Task to carry out
Quote every line below exactly and skip any picture.

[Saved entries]

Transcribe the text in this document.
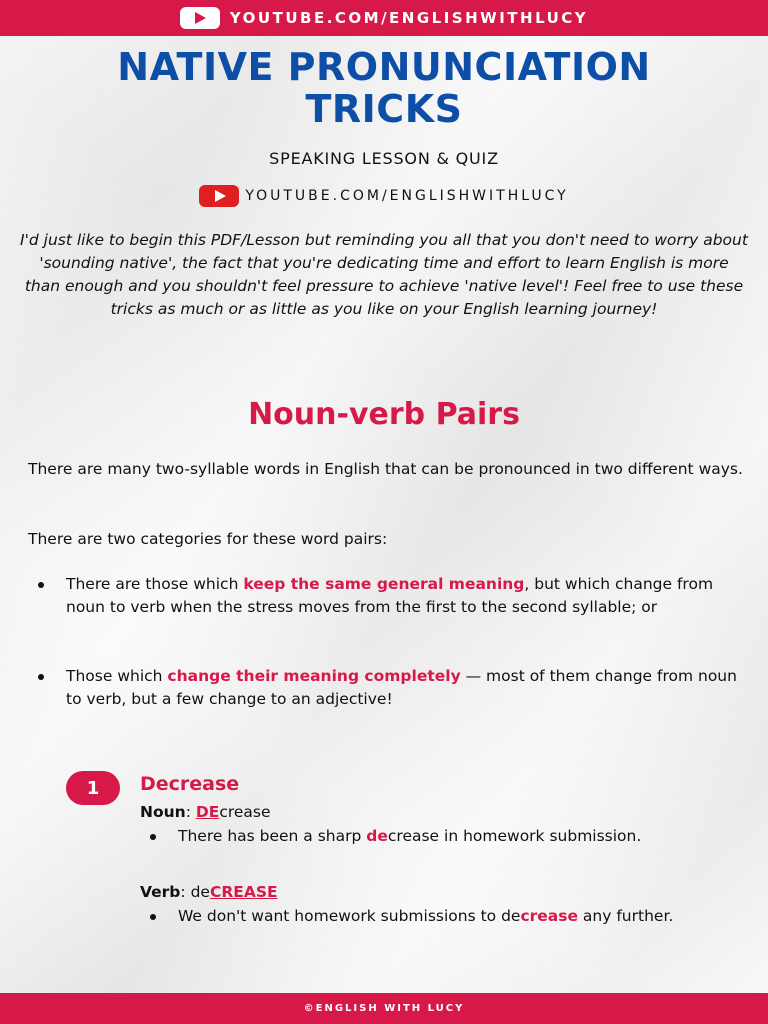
YOUTUBE.COM/ENGLISHWITHLUCY
NATIVE PRONUNCIATION
TRICKS
SPEAKING LESSON & QUIZ
YOUTUBE.COM/ENGLISHWITHLUCY

I'd just like to begin this PDF/Lesson but reminding you all that you don't need to worry about 'sounding native', the fact that you're dedicating time and effort to learn English is more than enough and you shouldn't feel pressure to achieve 'native level'! Feel free to use these tricks as much or as little as you like on your English learning journey!

Noun-verb Pairs

There are many two-syllable words in English that can be pronounced in two different ways.

There are two categories for these word pairs:

There are those which keep the same general meaning, but which change from noun to verb when the stress moves from the first to the second syllable; or
Those which change their meaning completely — most of them change from noun to verb, but a few change to an adjective!
1	Decrease
Noun: DEcrease
There has been a sharp decrease in homework submission.
Verb: deCREASE
We don't want homework submissions to decrease any further.
©ENGLISH WITH LUCY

The output
Transcribe the text in this document.
YOUTUBE.COM/ENGLISHWITHLUCY
NATIVE PRONUNCIATION
TRICKS
SPEAKING LESSON & QUIZ
YOUTUBE.COM/ENGLISHWITHLUCY

I'd just like to begin this PDF/Lesson but reminding you all that you don't need to worry about 'sounding native', the fact that you're dedicating time and effort to learn English is more than enough and you shouldn't feel pressure to achieve 'native level'! Feel free to use these tricks as much or as little as you like on your English learning journey!

Noun-verb Pairs

There are many two-syllable words in English that can be pronounced in two different ways.

There are two categories for these word pairs:

There are those which keep the same general meaning, but which change from noun to verb when the stress moves from the first to the second syllable; or
Those which change their meaning completely — most of them change from noun to verb, but a few change to an adjective!
1	Decrease
Noun: DEcrease
There has been a sharp decrease in homework submission.
Verb: deCREASE
We don't want homework submissions to decrease any further.
©ENGLISH WITH LUCY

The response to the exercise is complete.